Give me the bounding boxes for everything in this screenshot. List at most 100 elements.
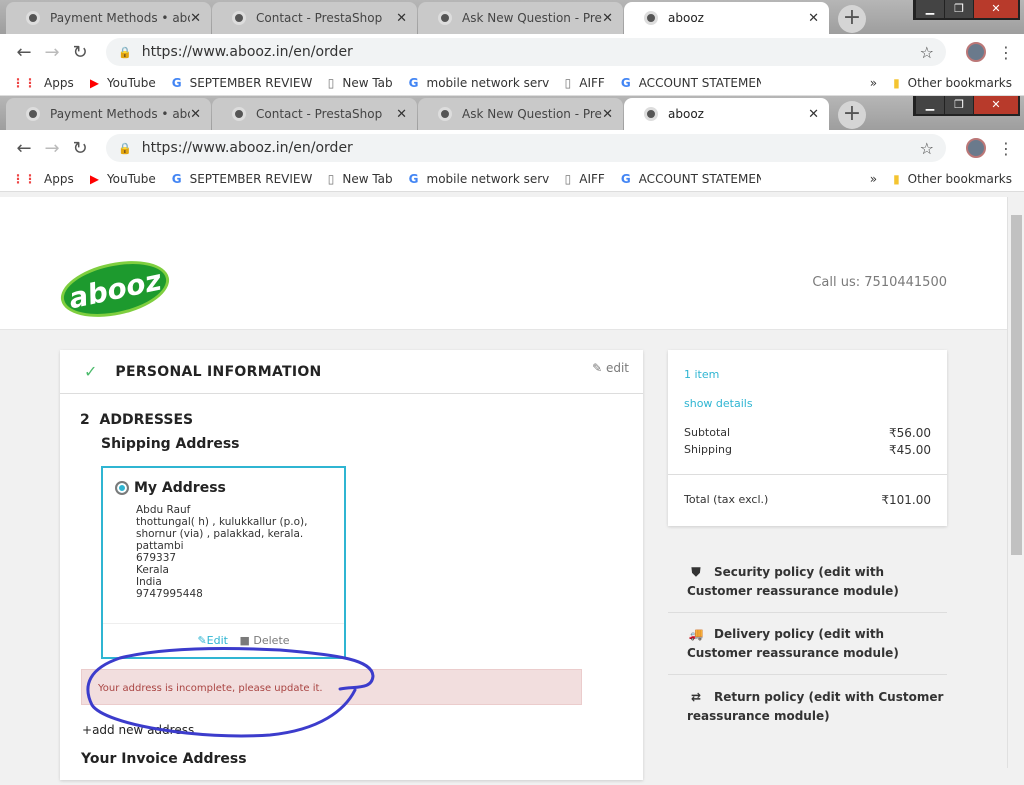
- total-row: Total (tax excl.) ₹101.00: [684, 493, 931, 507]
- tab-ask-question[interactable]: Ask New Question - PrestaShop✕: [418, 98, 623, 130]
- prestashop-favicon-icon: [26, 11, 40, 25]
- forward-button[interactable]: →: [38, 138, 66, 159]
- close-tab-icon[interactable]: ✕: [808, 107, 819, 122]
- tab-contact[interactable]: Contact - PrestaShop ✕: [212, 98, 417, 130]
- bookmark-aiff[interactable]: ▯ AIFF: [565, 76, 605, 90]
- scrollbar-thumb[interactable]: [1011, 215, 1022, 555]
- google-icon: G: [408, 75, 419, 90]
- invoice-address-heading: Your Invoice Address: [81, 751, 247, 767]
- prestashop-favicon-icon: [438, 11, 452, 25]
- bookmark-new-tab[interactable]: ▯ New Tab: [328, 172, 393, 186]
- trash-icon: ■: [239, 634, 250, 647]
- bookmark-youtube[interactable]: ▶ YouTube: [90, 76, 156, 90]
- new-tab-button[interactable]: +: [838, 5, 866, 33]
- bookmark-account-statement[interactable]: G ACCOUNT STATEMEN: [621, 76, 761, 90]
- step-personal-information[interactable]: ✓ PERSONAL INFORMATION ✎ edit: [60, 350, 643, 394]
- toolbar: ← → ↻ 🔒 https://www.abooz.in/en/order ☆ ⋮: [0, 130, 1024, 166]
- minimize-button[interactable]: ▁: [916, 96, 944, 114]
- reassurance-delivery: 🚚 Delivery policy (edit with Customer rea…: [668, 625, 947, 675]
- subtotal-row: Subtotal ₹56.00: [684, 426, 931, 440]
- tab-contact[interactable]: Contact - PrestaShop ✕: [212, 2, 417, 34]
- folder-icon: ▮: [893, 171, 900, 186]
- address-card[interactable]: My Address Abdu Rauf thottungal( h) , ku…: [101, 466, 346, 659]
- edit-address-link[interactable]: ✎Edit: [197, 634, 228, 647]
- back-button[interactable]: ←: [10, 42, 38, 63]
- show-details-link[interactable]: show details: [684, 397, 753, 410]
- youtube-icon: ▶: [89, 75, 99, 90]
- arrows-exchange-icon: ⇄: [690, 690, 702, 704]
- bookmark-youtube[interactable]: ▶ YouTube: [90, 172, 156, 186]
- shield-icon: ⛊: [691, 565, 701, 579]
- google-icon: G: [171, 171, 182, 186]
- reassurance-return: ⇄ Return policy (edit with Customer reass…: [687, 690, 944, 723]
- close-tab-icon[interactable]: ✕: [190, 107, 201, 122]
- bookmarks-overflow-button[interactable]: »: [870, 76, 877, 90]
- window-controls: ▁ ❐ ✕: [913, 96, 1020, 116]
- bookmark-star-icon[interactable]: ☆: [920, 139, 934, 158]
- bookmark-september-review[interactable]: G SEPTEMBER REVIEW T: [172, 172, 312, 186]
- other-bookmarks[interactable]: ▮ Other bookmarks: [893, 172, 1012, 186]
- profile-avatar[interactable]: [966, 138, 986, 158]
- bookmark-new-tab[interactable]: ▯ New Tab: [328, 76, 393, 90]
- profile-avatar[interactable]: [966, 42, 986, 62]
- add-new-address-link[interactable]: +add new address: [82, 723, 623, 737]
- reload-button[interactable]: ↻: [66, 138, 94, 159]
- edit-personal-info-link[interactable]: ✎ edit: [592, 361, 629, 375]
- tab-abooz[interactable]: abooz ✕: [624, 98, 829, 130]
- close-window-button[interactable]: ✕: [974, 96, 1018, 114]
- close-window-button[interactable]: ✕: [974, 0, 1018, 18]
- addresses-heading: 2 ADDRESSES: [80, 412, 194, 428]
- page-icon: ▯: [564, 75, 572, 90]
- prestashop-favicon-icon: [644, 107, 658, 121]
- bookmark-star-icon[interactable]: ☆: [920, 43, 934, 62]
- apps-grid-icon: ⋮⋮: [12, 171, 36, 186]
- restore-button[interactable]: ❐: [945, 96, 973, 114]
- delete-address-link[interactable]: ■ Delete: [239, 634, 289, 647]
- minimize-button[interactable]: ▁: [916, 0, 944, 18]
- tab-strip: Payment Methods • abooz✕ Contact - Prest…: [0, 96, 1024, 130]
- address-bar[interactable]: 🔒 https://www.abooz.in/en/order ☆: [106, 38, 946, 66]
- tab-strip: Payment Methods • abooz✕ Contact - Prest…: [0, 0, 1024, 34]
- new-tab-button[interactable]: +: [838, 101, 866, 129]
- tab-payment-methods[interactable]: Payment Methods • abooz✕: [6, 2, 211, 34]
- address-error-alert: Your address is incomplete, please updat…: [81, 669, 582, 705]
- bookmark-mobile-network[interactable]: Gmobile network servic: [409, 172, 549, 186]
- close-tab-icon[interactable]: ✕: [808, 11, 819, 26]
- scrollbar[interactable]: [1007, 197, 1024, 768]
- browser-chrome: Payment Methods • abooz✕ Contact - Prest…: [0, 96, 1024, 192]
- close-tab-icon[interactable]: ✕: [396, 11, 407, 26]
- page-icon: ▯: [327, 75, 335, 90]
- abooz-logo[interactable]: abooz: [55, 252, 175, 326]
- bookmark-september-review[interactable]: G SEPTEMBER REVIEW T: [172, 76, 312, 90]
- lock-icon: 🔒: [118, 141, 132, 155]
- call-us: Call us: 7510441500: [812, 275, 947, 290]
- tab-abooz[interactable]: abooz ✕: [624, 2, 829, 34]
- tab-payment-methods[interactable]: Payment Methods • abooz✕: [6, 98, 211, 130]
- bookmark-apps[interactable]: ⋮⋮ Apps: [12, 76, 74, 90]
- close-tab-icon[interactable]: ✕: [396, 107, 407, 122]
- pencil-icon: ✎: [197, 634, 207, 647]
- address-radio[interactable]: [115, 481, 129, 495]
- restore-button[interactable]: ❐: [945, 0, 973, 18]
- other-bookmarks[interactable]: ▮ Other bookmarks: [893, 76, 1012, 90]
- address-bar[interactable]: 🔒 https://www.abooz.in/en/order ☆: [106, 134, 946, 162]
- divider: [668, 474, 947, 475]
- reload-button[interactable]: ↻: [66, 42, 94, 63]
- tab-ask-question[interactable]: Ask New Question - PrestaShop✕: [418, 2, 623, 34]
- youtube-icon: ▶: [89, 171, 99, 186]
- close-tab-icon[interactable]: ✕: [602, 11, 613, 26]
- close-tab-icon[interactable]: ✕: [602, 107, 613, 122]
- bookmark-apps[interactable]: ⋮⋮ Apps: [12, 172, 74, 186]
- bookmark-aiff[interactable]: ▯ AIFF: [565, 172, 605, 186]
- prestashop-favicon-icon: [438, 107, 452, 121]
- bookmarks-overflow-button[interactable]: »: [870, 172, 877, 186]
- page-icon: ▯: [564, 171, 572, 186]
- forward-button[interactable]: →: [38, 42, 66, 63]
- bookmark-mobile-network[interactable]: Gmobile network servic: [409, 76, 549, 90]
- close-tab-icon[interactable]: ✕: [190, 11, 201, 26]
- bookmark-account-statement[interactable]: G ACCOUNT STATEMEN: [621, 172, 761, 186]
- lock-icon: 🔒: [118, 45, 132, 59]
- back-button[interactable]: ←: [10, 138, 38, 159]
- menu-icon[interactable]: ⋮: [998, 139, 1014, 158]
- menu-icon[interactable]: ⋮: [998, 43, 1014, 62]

* * *

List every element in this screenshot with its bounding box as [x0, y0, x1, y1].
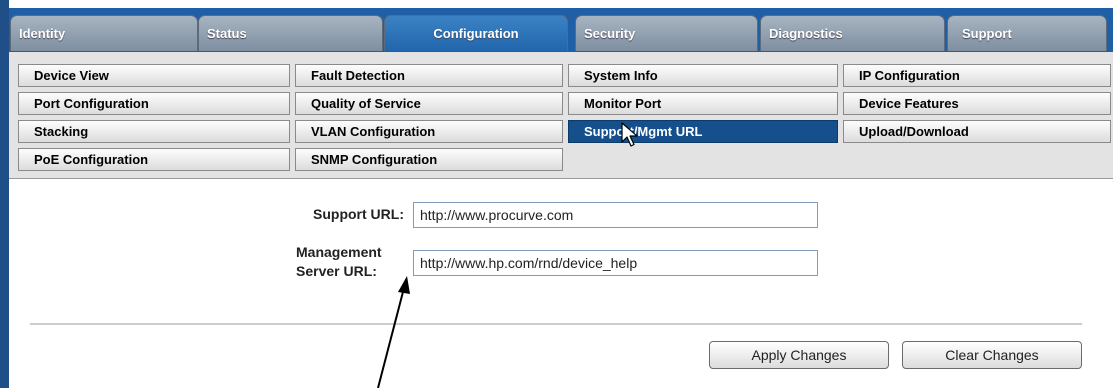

--

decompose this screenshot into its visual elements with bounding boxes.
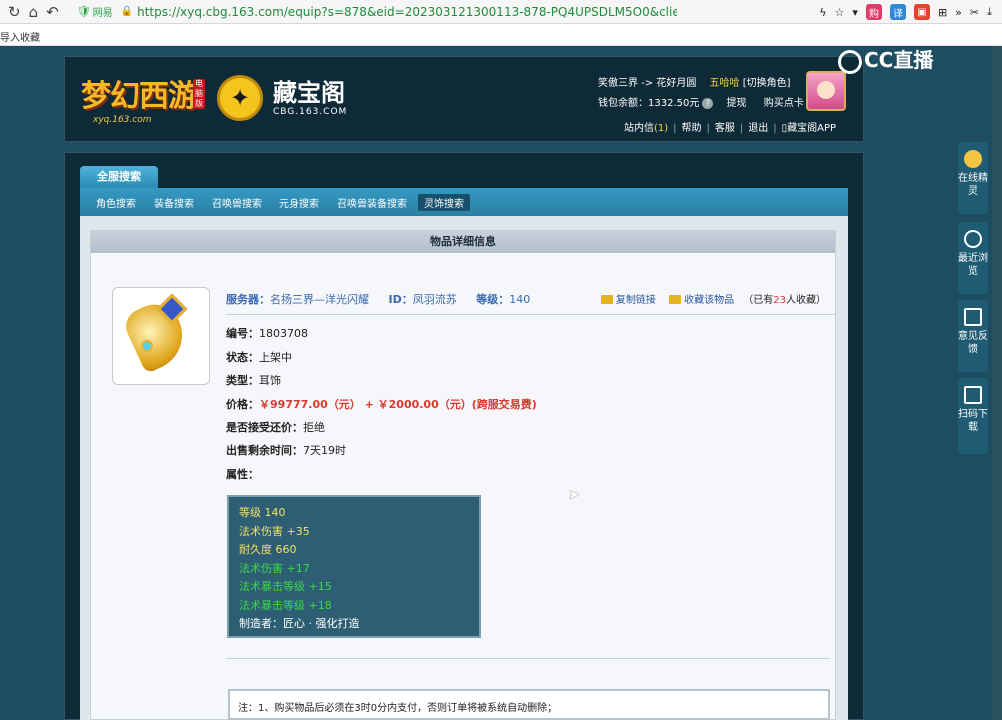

# Instruction:
Please edit the part of the records that opens with the line containing "Give me the" and closes with the line containing "- prestashop-favicon-icon: [26, 11, 40, 25]", swapping "screenshot" for "image" and keeping everything else unchanged. Omit the pictures from your answer.

# Expected answer:
Give me the bounding boxes for everything in this image. List at most 100 elements.
- total-row: Total (tax excl.) ₹101.00: [684, 493, 931, 507]
- tab-ask-question[interactable]: Ask New Question - PrestaShop✕: [418, 98, 623, 130]
- prestashop-favicon-icon: [26, 11, 40, 25]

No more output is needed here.